TASK STATEMENT:
Where a line contains the word "LOTHLORIEN", copy that line in full.

RECORDS SUPPLIED:
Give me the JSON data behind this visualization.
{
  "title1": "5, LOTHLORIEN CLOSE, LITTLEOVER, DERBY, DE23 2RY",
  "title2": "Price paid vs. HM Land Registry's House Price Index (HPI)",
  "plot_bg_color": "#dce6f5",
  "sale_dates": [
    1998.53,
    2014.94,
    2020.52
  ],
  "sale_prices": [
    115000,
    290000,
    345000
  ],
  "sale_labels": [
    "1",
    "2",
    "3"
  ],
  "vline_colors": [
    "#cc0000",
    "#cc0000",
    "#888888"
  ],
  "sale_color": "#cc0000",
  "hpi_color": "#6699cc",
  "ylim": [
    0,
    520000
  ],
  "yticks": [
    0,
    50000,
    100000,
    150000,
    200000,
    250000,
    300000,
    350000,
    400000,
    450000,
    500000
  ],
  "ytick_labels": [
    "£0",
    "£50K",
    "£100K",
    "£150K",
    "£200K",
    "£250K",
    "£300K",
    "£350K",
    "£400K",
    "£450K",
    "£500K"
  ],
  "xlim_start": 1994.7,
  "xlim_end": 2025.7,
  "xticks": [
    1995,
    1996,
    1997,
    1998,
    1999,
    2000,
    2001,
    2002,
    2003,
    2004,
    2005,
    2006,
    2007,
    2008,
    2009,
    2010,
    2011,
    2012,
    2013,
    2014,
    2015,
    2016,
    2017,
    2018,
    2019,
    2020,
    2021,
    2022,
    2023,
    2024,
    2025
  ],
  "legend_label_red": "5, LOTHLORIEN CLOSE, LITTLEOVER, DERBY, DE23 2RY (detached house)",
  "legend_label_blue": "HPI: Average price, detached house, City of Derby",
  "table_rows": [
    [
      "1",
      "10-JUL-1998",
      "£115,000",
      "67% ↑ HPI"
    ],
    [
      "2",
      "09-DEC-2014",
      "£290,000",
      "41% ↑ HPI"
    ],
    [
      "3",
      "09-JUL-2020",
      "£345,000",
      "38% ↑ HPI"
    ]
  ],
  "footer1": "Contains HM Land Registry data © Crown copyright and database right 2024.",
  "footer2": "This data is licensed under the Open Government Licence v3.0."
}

WRITTEN REPLY:
  "title1": "5, LOTHLORIEN CLOSE, LITTLEOVER, DERBY, DE23 2RY",
  "legend_label_red": "5, LOTHLORIEN CLOSE, LITTLEOVER, DERBY, DE23 2RY (detached house)",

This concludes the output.